— YOUR GOAL —
Filter the records for lines holding the string "Total".
— START MATERIAL TO PROCESS —
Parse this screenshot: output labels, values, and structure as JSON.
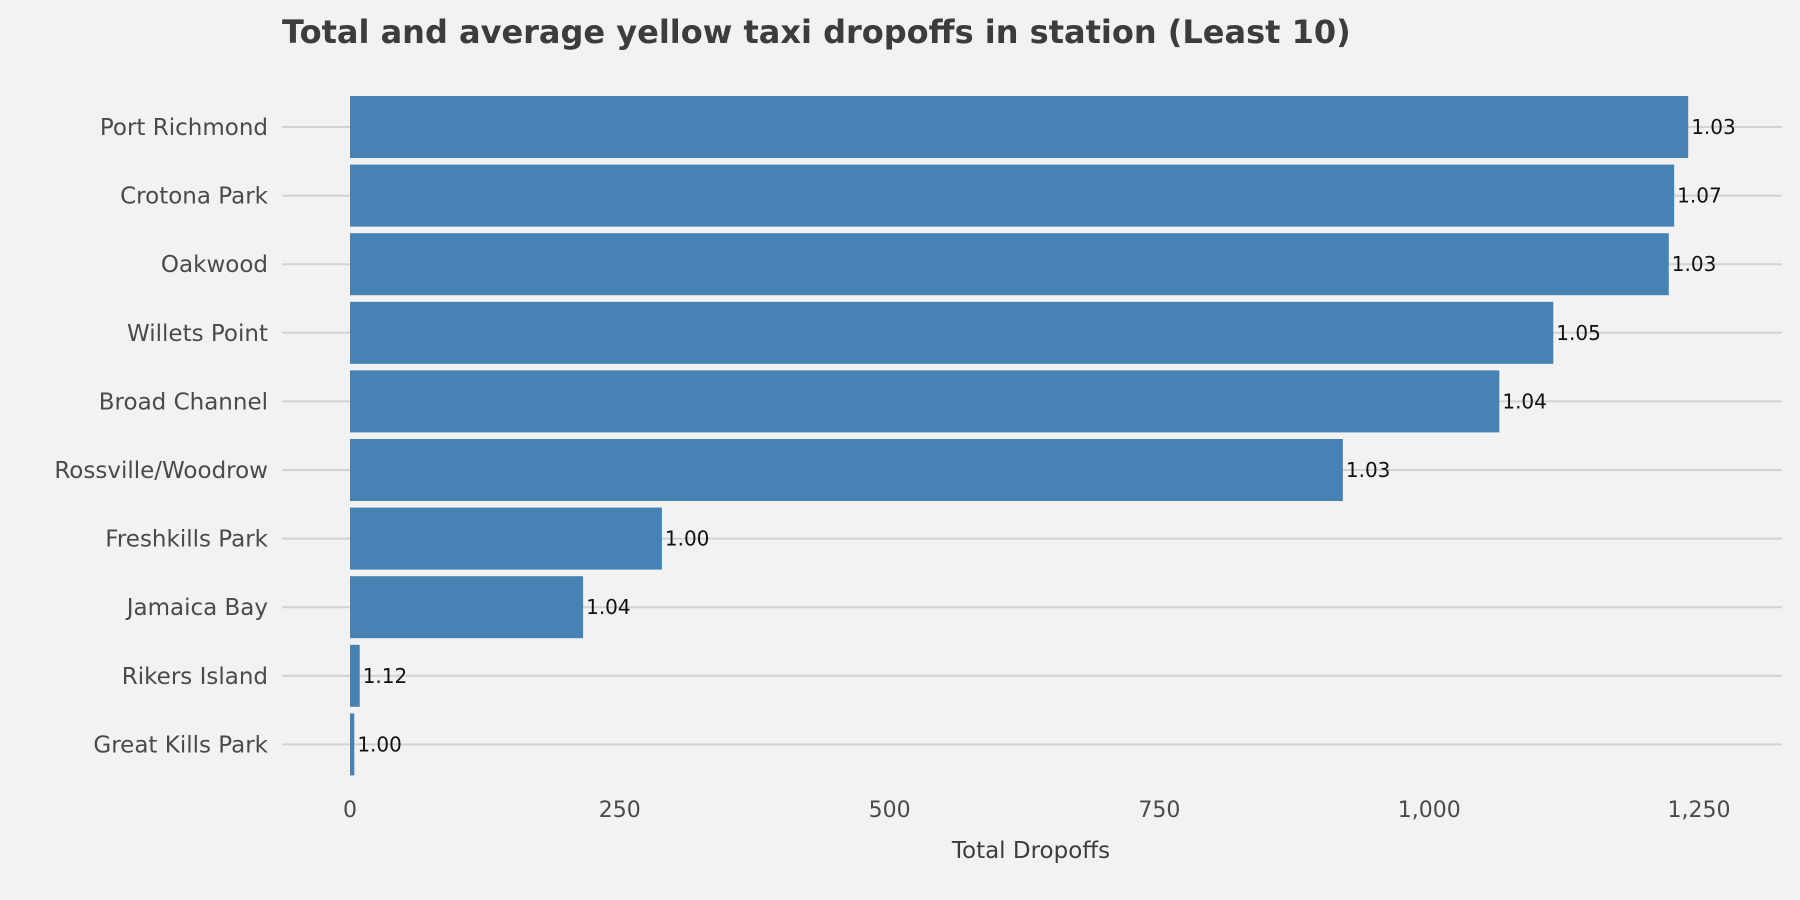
{
  "chart_data": {
    "type": "bar",
    "orientation": "horizontal",
    "title": "Total and average yellow taxi dropoffs in station (Least 10)",
    "xlabel": "Total Dropoffs",
    "ylabel": "",
    "xlim": [
      -63,
      1325
    ],
    "xticks": [
      0,
      250,
      500,
      750,
      1000,
      1250
    ],
    "xtick_labels": [
      "0",
      "250",
      "500",
      "750",
      "1,000",
      "1,250"
    ],
    "grid": "horizontal",
    "bar_color": "#4682b4",
    "background_color": "#f2f2f2",
    "categories": [
      "Port Richmond",
      "Crotona Park",
      "Oakwood",
      "Willets Point",
      "Broad Channel",
      "Rossville/Woodrow",
      "Freshkills Park",
      "Jamaica Bay",
      "Rikers Island",
      "Great Kills Park"
    ],
    "values": [
      1240,
      1227,
      1222,
      1115,
      1065,
      920,
      289,
      216,
      9,
      4
    ],
    "data_labels": [
      "1.03",
      "1.07",
      "1.03",
      "1.05",
      "1.04",
      "1.03",
      "1.00",
      "1.04",
      "1.12",
      "1.00"
    ]
  }
}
— END MATERIAL TO PROCESS —
— WRITTEN ANSWER —
    "title": "Total and average yellow taxi dropoffs in station (Least 10)",
    "xlabel": "Total Dropoffs",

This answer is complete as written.